▶ REQUIRED WORK:
Search the material for "value" and show all lines that contain it.
--- Start SUPPLIED MATERIAL ---
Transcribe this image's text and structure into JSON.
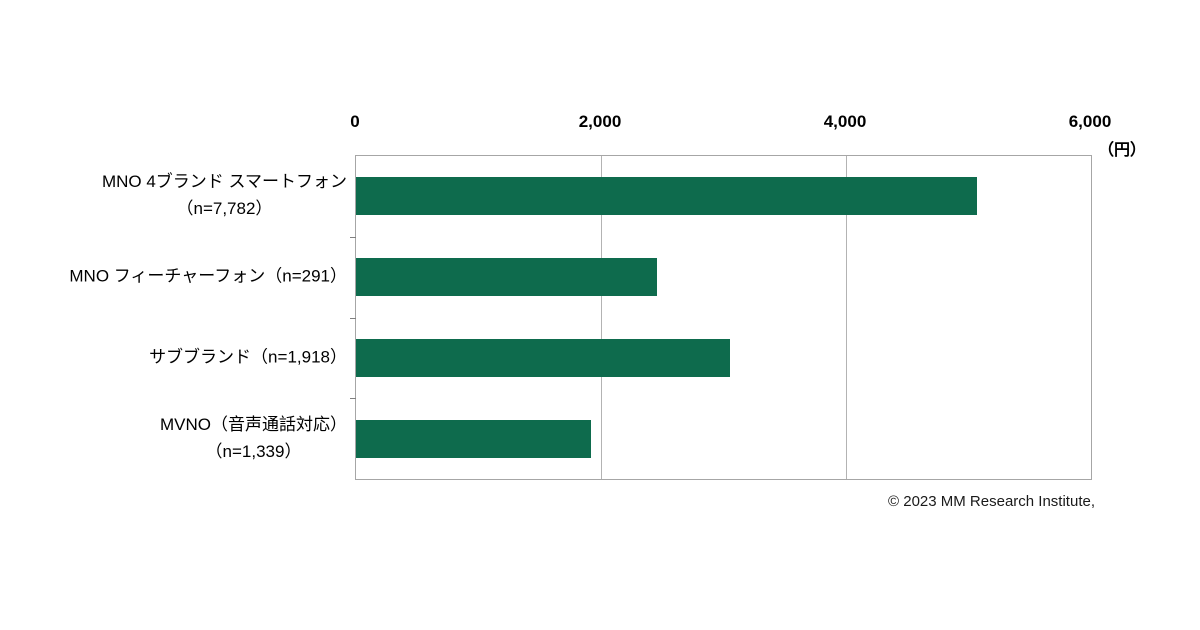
{
  "chart_data": {
    "type": "bar",
    "orientation": "horizontal",
    "title": "",
    "unit_label": "（円）",
    "bar_color": "#0e6b4d",
    "grid": true,
    "x_axis": {
      "position": "top",
      "min": 0,
      "max": 6000,
      "ticks": [
        0,
        2000,
        4000,
        6000
      ],
      "tick_labels": [
        "0",
        "2,000",
        "4,000",
        "6,000"
      ]
    },
    "categories": [
      {
        "label_lines": [
          "MNO 4ブランド スマートフォン",
          "（n=7,782）"
        ],
        "value": 5070
      },
      {
        "label_lines": [
          "MNO フィーチャーフォン（n=291）"
        ],
        "value": 2460
      },
      {
        "label_lines": [
          "サブブランド（n=1,918）"
        ],
        "value": 3050
      },
      {
        "label_lines": [
          "MVNO（音声通話対応）",
          "（n=1,339）"
        ],
        "value": 1920
      }
    ]
  },
  "footer": {
    "credit": "© 2023 MM Research Institute,"
  }
}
--- End SUPPLIED MATERIAL ---
▶ WRITTEN SOLUTION:
        "value": 5070
        "value": 2460
        "value": 3050
        "value": 1920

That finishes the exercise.